- Challenge -
Output each entry exactly; skip nothing.

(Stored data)

- - - -

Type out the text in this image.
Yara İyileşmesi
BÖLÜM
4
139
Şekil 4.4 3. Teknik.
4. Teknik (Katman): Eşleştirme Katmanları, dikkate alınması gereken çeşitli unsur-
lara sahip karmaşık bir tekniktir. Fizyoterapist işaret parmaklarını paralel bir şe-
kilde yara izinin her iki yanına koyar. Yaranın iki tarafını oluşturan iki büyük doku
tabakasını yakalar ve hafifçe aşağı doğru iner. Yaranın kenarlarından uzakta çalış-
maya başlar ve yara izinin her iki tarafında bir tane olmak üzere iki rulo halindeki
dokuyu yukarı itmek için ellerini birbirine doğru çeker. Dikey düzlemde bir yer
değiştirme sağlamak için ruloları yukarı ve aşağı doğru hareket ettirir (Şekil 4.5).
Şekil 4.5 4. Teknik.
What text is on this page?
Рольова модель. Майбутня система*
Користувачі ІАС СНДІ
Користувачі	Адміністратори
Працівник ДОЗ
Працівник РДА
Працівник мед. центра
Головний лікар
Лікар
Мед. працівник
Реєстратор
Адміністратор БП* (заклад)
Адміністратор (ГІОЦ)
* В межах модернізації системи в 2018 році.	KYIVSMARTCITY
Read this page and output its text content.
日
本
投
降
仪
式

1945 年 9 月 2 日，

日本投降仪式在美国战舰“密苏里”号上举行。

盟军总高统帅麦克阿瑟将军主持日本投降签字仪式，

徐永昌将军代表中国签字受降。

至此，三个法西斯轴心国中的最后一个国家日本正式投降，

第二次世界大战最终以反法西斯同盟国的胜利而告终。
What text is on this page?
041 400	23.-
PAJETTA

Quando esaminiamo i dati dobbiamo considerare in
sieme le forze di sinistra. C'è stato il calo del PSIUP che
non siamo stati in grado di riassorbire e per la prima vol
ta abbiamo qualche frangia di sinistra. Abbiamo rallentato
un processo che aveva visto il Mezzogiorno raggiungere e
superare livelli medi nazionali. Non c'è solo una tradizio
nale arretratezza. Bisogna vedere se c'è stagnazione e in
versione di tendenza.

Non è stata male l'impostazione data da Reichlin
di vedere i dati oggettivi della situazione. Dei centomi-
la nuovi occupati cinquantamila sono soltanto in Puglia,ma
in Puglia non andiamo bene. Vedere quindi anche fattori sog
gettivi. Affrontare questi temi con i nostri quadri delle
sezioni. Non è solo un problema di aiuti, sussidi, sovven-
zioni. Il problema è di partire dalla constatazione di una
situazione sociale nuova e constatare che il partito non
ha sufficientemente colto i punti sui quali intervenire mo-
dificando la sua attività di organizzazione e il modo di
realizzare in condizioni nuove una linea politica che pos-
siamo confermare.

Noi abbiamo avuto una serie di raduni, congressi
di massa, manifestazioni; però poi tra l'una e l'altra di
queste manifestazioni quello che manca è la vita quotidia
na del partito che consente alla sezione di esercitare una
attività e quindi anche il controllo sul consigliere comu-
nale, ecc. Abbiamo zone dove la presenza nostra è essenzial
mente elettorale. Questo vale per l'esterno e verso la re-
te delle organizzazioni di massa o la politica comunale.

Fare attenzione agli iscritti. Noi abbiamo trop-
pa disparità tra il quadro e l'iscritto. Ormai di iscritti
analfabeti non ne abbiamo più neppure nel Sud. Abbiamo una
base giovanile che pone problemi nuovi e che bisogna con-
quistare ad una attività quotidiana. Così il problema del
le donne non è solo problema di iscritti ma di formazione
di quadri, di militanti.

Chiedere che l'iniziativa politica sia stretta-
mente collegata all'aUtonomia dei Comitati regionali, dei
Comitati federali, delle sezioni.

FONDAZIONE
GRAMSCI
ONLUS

- - - -

- Written answer -
Type out the text in this image.
Yara İyileşmesi
BÖLÜM
4
139
Şekil 4.4 3. Teknik.
4. Teknik (Katman): Eşleştirme Katmanları, dikkate alınması gereken çeşitli unsur-
lara sahip karmaşık bir tekniktir. Fizyoterapist işaret parmaklarını paralel bir şe-
kilde yara izinin her iki yanına koyar. Yaranın iki tarafını oluşturan iki büyük doku
tabakasını yakalar ve hafifçe aşağı doğru iner. Yaranın kenarlarından uzakta çalış-
maya başlar ve yara izinin her iki tarafında bir tane olmak üzere iki rulo halindeki
dokuyu yukarı itmek için ellerini birbirine doğru çeker. Dikey düzlemde bir yer
değiştirme sağlamak için ruloları yukarı ve aşağı doğru hareket ettirir (Şekil 4.5).
Şekil 4.5 4. Teknik.
What text is on this page?
Рольова модель. Майбутня система*
Користувачі ІАС СНДІ
Користувачі	Адміністратори
Працівник ДОЗ
Працівник РДА
Працівник мед. центра
Головний лікар
Лікар
Мед. працівник
Реєстратор
Адміністратор БП* (заклад)
Адміністратор (ГІОЦ)
* В межах модернізації системи в 2018 році.	KYIVSMARTCITY
Read this page and output its text content.
日
本
投
降
仪
式

1945 年 9 月 2 日，

日本投降仪式在美国战舰“密苏里”号上举行。

盟军总高统帅麦克阿瑟将军主持日本投降签字仪式，

徐永昌将军代表中国签字受降。

至此，三个法西斯轴心国中的最后一个国家日本正式投降，

第二次世界大战最终以反法西斯同盟国的胜利而告终。
What text is on this page?
041 400	23.-
PAJETTA

Quando esaminiamo i dati dobbiamo considerare in
sieme le forze di sinistra. C'è stato il calo del PSIUP che
non siamo stati in grado di riassorbire e per la prima vol
ta abbiamo qualche frangia di sinistra. Abbiamo rallentato
un processo che aveva visto il Mezzogiorno raggiungere e
superare livelli medi nazionali. Non c'è solo una tradizio
nale arretratezza. Bisogna vedere se c'è stagnazione e in
versione di tendenza.

Non è stata male l'impostazione data da Reichlin
di vedere i dati oggettivi della situazione. Dei centomi-
la nuovi occupati cinquantamila sono soltanto in Puglia,ma
in Puglia non andiamo bene. Vedere quindi anche fattori sog
gettivi. Affrontare questi temi con i nostri quadri delle
sezioni. Non è solo un problema di aiuti, sussidi, sovven-
zioni. Il problema è di partire dalla constatazione di una
situazione sociale nuova e constatare che il partito non
ha sufficientemente colto i punti sui quali intervenire mo-
dificando la sua attività di organizzazione e il modo di
realizzare in condizioni nuove una linea politica che pos-
siamo confermare.

Noi abbiamo avuto una serie di raduni, congressi
di massa, manifestazioni; però poi tra l'una e l'altra di
queste manifestazioni quello che manca è la vita quotidia
na del partito che consente alla sezione di esercitare una
attività e quindi anche il controllo sul consigliere comu-
nale, ecc. Abbiamo zone dove la presenza nostra è essenzial
mente elettorale. Questo vale per l'esterno e verso la re-
te delle organizzazioni di massa o la politica comunale.

Fare attenzione agli iscritti. Noi abbiamo trop-
pa disparità tra il quadro e l'iscritto. Ormai di iscritti
analfabeti non ne abbiamo più neppure nel Sud. Abbiamo una
base giovanile che pone problemi nuovi e che bisogna con-
quistare ad una attività quotidiana. Così il problema del
le donne non è solo problema di iscritti ma di formazione
di quadri, di militanti.

Chiedere che l'iniziativa politica sia stretta-
mente collegata all'aUtonomia dei Comitati regionali, dei
Comitati federali, delle sezioni.

FONDAZIONE
GRAMSCI
ONLUS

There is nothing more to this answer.